>> BEGIN

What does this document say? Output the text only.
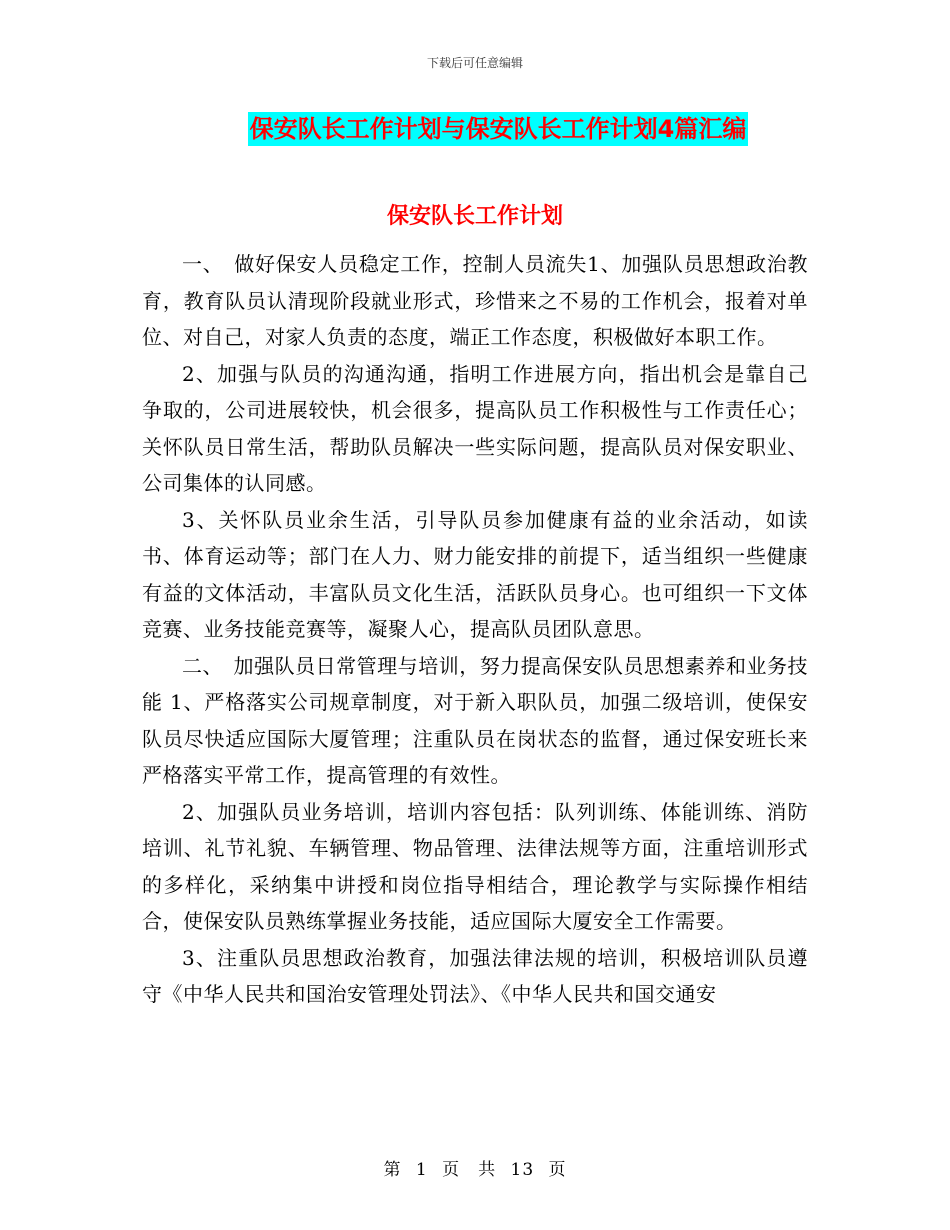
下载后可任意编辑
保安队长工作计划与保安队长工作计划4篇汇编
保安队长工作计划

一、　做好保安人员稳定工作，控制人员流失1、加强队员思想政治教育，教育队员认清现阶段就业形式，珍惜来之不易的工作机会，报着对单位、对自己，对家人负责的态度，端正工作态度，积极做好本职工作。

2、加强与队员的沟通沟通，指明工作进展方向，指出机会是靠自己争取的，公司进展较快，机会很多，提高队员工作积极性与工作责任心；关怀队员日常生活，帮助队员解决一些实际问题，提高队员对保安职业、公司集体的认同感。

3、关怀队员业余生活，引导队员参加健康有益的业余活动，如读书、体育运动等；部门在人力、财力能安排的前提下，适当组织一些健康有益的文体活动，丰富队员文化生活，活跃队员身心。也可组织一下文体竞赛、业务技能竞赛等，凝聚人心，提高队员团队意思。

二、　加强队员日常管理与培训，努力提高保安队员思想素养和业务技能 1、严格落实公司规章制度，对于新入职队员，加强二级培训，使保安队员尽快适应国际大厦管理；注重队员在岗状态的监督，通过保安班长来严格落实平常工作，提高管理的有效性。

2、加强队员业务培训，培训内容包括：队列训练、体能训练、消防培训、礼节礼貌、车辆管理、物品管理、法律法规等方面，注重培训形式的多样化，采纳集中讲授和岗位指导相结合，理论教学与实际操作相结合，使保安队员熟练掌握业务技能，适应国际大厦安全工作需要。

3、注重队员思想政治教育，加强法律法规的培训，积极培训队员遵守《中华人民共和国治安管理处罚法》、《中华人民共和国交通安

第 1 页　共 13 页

>> END
>> BEGIN

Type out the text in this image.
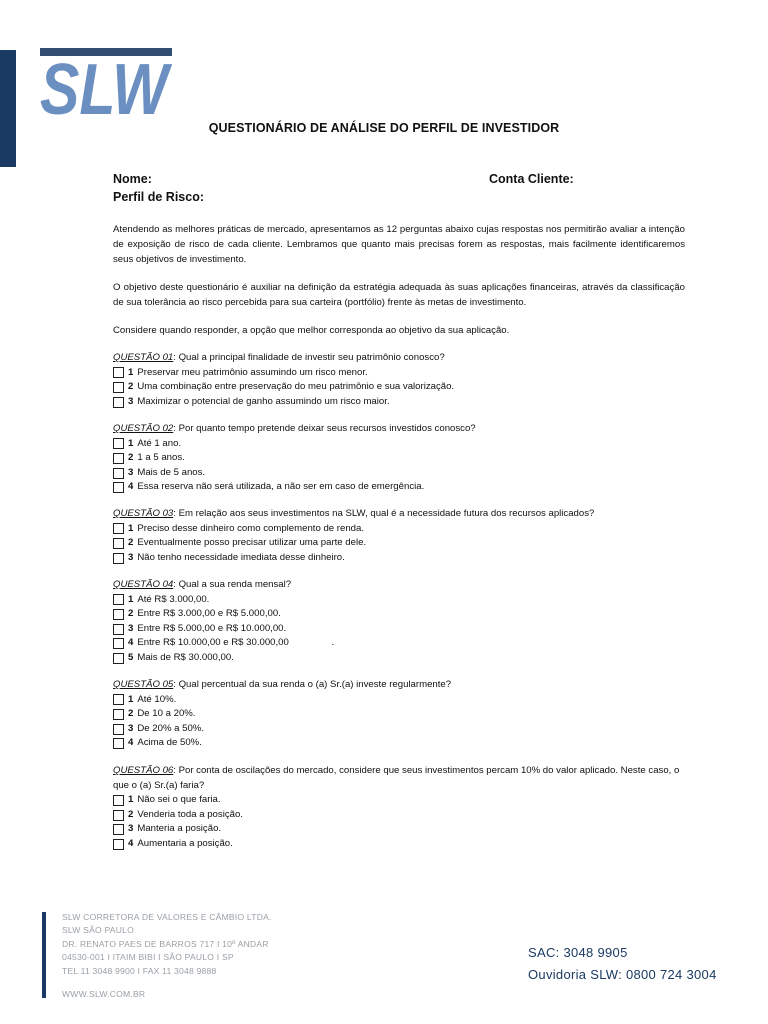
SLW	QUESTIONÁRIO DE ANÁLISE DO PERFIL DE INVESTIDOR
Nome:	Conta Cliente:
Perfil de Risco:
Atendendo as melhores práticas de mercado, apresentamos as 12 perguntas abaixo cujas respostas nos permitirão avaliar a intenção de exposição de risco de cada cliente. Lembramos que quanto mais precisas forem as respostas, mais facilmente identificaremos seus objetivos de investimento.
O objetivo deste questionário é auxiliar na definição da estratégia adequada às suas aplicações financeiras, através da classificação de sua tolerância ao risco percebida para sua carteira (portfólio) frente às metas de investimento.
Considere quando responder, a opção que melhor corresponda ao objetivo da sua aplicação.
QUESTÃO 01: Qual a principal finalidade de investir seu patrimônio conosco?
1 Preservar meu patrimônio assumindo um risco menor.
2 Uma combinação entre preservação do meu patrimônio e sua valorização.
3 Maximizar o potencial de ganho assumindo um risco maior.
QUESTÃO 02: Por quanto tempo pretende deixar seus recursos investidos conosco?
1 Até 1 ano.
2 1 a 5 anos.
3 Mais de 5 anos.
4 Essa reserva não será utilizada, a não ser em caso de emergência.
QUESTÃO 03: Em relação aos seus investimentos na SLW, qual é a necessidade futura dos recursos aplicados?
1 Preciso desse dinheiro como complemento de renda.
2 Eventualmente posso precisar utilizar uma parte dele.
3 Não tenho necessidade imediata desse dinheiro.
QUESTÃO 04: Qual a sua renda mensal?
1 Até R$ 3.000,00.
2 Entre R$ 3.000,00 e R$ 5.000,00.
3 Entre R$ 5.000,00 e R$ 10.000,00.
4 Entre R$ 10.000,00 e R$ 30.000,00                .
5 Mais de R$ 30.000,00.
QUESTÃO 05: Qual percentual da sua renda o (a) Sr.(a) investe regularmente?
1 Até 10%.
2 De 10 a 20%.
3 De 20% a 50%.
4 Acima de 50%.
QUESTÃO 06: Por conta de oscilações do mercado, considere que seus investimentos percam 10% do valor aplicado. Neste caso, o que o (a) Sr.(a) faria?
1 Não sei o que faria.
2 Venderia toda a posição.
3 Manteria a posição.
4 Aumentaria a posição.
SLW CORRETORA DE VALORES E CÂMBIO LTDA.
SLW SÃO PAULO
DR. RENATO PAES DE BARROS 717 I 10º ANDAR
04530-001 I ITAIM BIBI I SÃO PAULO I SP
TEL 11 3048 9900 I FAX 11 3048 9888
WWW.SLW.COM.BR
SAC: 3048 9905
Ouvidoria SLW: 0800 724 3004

>> END

To be done: Show all lines in the entries above where the word "assumindo" appears.

Response for this exercise:
1 Preservar meu patrimônio assumindo um risco menor.
3 Maximizar o potencial de ganho assumindo um risco maior.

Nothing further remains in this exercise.